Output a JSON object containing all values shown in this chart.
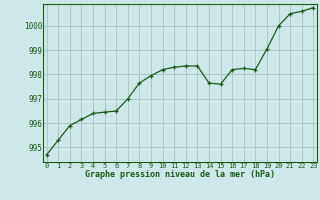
{
  "hours": [
    0,
    1,
    2,
    3,
    4,
    5,
    6,
    7,
    8,
    9,
    10,
    11,
    12,
    13,
    14,
    15,
    16,
    17,
    18,
    19,
    20,
    21,
    22,
    23
  ],
  "pressure": [
    994.7,
    995.3,
    995.9,
    996.15,
    996.4,
    996.45,
    996.5,
    997.0,
    997.65,
    997.95,
    998.2,
    998.3,
    998.35,
    998.35,
    997.65,
    997.6,
    998.2,
    998.25,
    998.2,
    999.05,
    1000.0,
    1000.5,
    1000.6,
    1000.75
  ],
  "line_color": "#1a5c1a",
  "marker_color": "#1a5c1a",
  "bg_color": "#cce8e8",
  "grid_color": "#aac8c8",
  "xlabel": "Graphe pression niveau de la mer (hPa)",
  "xlabel_color": "#1a5c1a",
  "tick_color": "#1a5c1a",
  "ylim": [
    994.4,
    1000.9
  ],
  "yticks": [
    995,
    996,
    997,
    998,
    999,
    1000
  ],
  "xticks": [
    0,
    1,
    2,
    3,
    4,
    5,
    6,
    7,
    8,
    9,
    10,
    11,
    12,
    13,
    14,
    15,
    16,
    17,
    18,
    19,
    20,
    21,
    22,
    23
  ]
}
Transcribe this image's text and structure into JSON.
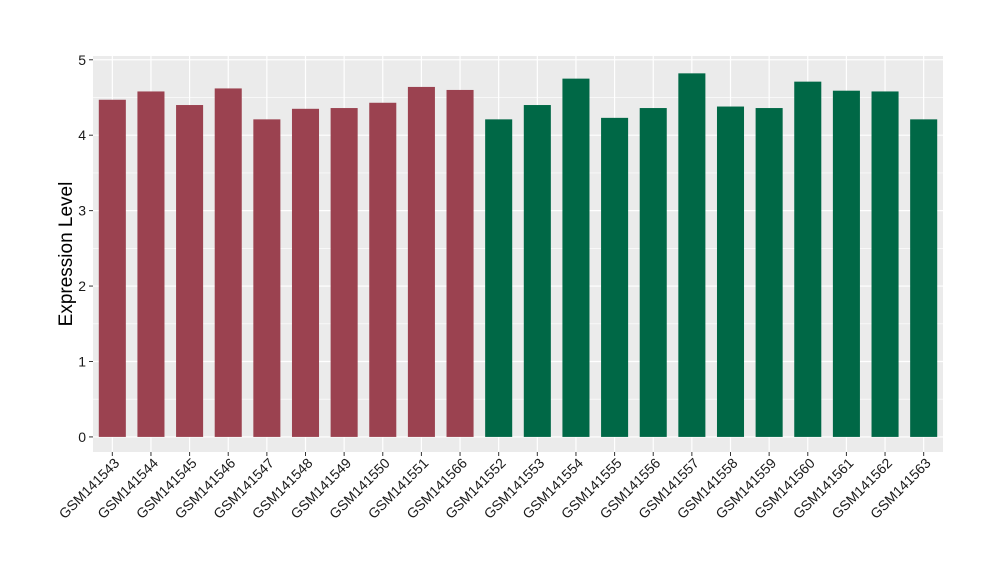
{
  "chart_data": {
    "type": "bar",
    "title": "",
    "xlabel": "",
    "ylabel": "Expression Level",
    "ylim": [
      -0.2,
      5.05
    ],
    "yticks": [
      0,
      1,
      2,
      3,
      4,
      5
    ],
    "grid": true,
    "legend": "none",
    "background": "#EBEBEB",
    "gridline_color": "#FFFFFF",
    "categories": [
      "GSM141543",
      "GSM141544",
      "GSM141545",
      "GSM141546",
      "GSM141547",
      "GSM141548",
      "GSM141549",
      "GSM141550",
      "GSM141551",
      "GSM141566",
      "GSM141552",
      "GSM141553",
      "GSM141554",
      "GSM141555",
      "GSM141556",
      "GSM141557",
      "GSM141558",
      "GSM141559",
      "GSM141560",
      "GSM141561",
      "GSM141562",
      "GSM141563"
    ],
    "values": [
      4.47,
      4.58,
      4.4,
      4.62,
      4.21,
      4.35,
      4.36,
      4.43,
      4.64,
      4.6,
      4.21,
      4.4,
      4.75,
      4.23,
      4.36,
      4.82,
      4.38,
      4.36,
      4.71,
      4.59,
      4.58,
      4.21
    ],
    "colors": [
      "#9B4250",
      "#9B4250",
      "#9B4250",
      "#9B4250",
      "#9B4250",
      "#9B4250",
      "#9B4250",
      "#9B4250",
      "#9B4250",
      "#9B4250",
      "#006846",
      "#006846",
      "#006846",
      "#006846",
      "#006846",
      "#006846",
      "#006846",
      "#006846",
      "#006846",
      "#006846",
      "#006846",
      "#006846"
    ]
  }
}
◇ ◇ ◇
§ PROBLEM STATEMENT
From the material given, work out how many lines hold the string "JSON"; state that number and nothing further.

§ EXERCISE OUTPUT
2